EXERCISE —
Write the records below out in full, character for character, with no pictures.

MATERIAL TO PROCESS —
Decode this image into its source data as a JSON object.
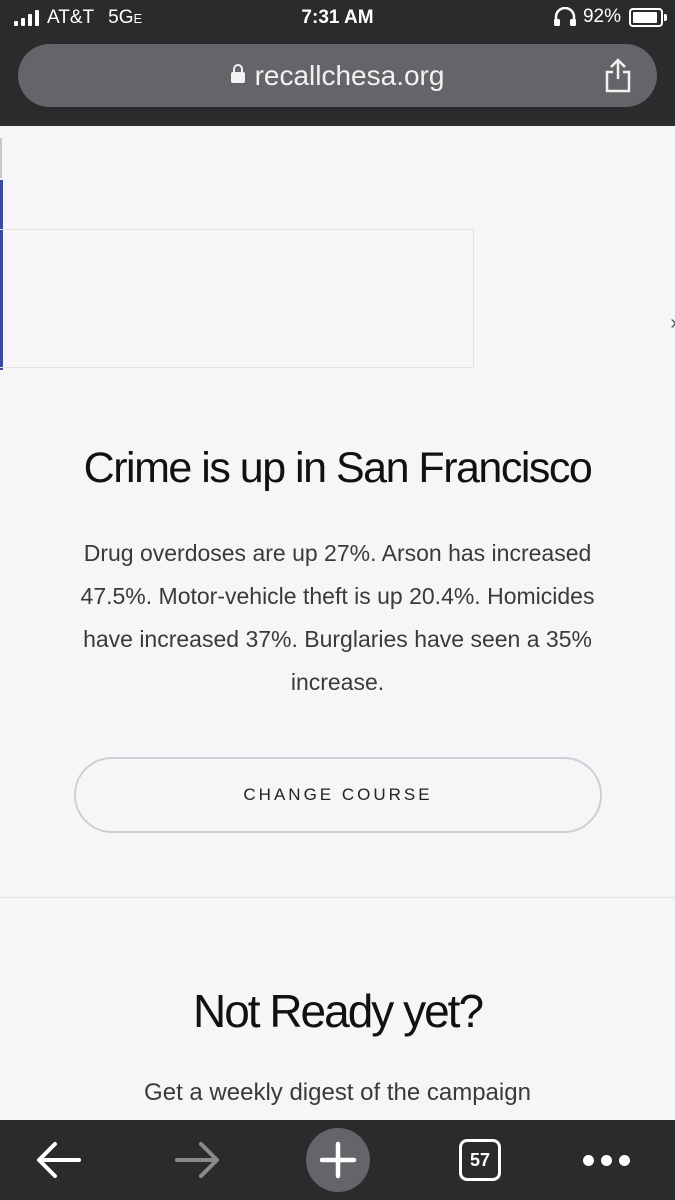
{
  "status_bar": {
    "carrier": "AT&T",
    "network": "5G",
    "network_sub": "E",
    "time": "7:31 AM",
    "battery_percent": "92%",
    "battery_level": 0.92,
    "icons": [
      "signal-bars-icon",
      "headphones-icon",
      "battery-icon"
    ]
  },
  "browser": {
    "url": "recallchesa.org",
    "tab_count": "57",
    "icons": [
      "lock-icon",
      "share-icon",
      "back-arrow-icon",
      "forward-arrow-icon",
      "new-tab-plus-icon",
      "more-dots-icon"
    ]
  },
  "hero": {
    "title": "Crime is up in San Francisco",
    "body": "Drug overdoses are up 27%. Arson has increased 47.5%. Motor-vehicle theft is up 20.4%. Homicides have increased 37%. Burglaries have seen a 35% increase.",
    "button_label": "CHANGE COURSE"
  },
  "newsletter": {
    "title": "Not Ready yet?",
    "subtitle": "Get a weekly digest of the campaign"
  },
  "colors": {
    "chrome": "#2b2b2d",
    "url_bar": "#646568",
    "page_bg": "#f6f6f9",
    "accent": "#3b4a9c"
  }
}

EXERCISE RESULT —
Decode this image into its source data as a JSON object.
{
  "status_bar": {
    "carrier": "AT&T",
    "network": "5G",
    "network_sub": "E",
    "time": "7:31 AM",
    "battery_percent": "92%",
    "battery_level": 0.92,
    "icons": [
      "signal-bars-icon",
      "headphones-icon",
      "battery-icon"
    ]
  },
  "browser": {
    "url": "recallchesa.org",
    "tab_count": "57",
    "icons": [
      "lock-icon",
      "share-icon",
      "back-arrow-icon",
      "forward-arrow-icon",
      "new-tab-plus-icon",
      "more-dots-icon"
    ]
  },
  "hero": {
    "title": "Crime is up in San Francisco",
    "body": "Drug overdoses are up 27%. Arson has increased 47.5%. Motor-vehicle theft is up 20.4%. Homicides have increased 37%. Burglaries have seen a 35% increase.",
    "button_label": "CHANGE COURSE"
  },
  "newsletter": {
    "title": "Not Ready yet?",
    "subtitle": "Get a weekly digest of the campaign"
  },
  "colors": {
    "chrome": "#2b2b2d",
    "url_bar": "#646568",
    "page_bg": "#f6f6f9",
    "accent": "#3b4a9c"
  }
}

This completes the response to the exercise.